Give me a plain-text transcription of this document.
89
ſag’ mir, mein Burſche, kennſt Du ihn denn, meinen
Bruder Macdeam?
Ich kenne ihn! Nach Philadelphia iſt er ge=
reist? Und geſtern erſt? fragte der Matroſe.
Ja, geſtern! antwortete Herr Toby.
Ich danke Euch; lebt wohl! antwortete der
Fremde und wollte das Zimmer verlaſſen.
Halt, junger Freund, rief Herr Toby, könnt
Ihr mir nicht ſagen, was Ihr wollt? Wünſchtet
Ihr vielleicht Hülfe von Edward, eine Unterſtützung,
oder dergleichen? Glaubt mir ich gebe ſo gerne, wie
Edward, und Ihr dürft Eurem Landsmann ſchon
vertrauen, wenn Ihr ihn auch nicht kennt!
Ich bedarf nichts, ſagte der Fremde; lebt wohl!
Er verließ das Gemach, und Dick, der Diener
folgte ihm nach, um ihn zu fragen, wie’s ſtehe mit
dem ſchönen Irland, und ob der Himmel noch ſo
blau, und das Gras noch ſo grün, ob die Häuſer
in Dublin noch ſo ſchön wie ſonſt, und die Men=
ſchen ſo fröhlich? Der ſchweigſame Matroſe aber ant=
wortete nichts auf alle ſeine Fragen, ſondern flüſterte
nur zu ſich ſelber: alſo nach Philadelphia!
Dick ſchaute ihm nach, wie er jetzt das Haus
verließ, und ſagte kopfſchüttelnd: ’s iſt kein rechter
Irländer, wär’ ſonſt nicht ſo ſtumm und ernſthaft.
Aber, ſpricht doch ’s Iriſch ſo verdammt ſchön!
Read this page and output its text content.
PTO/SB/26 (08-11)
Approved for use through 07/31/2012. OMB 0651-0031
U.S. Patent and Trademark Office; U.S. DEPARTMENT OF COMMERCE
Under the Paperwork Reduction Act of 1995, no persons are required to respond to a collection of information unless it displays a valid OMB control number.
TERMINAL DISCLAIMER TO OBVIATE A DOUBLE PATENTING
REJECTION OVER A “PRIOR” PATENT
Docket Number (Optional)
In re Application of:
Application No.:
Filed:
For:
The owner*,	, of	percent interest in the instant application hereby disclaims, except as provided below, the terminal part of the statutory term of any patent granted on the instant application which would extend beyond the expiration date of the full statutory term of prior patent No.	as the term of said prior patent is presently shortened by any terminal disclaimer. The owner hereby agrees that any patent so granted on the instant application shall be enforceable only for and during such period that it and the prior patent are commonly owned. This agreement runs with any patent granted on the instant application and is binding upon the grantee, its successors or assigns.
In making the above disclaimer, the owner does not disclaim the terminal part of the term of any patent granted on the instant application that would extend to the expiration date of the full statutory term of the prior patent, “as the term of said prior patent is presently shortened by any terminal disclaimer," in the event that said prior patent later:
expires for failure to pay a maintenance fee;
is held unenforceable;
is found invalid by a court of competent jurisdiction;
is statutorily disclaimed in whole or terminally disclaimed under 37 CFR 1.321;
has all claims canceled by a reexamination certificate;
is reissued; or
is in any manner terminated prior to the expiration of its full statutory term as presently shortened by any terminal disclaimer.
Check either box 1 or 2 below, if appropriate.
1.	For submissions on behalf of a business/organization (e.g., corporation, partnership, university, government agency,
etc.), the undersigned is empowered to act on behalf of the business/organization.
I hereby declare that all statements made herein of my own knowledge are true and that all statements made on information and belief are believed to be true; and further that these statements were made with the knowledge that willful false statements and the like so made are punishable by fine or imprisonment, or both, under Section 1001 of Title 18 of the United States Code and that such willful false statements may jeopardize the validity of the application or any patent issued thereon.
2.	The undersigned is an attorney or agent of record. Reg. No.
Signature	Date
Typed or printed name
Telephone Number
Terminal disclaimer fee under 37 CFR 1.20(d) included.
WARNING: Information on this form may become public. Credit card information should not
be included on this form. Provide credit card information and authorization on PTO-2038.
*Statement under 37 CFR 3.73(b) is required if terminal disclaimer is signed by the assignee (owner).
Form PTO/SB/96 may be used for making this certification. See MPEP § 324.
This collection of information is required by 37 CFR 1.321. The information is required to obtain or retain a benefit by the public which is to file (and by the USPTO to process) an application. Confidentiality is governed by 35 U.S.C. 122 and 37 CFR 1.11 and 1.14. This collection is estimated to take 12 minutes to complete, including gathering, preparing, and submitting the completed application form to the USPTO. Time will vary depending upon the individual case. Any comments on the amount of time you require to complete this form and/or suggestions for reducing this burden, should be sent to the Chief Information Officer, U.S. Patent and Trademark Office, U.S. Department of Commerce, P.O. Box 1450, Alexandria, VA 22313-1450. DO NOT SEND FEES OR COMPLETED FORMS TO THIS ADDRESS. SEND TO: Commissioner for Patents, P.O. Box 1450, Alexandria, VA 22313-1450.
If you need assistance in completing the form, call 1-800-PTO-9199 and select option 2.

*****

REQUEST: Give only the count of lines in which the string "behalf" appears.

RESPONSE TO THIS EXERCISE: 2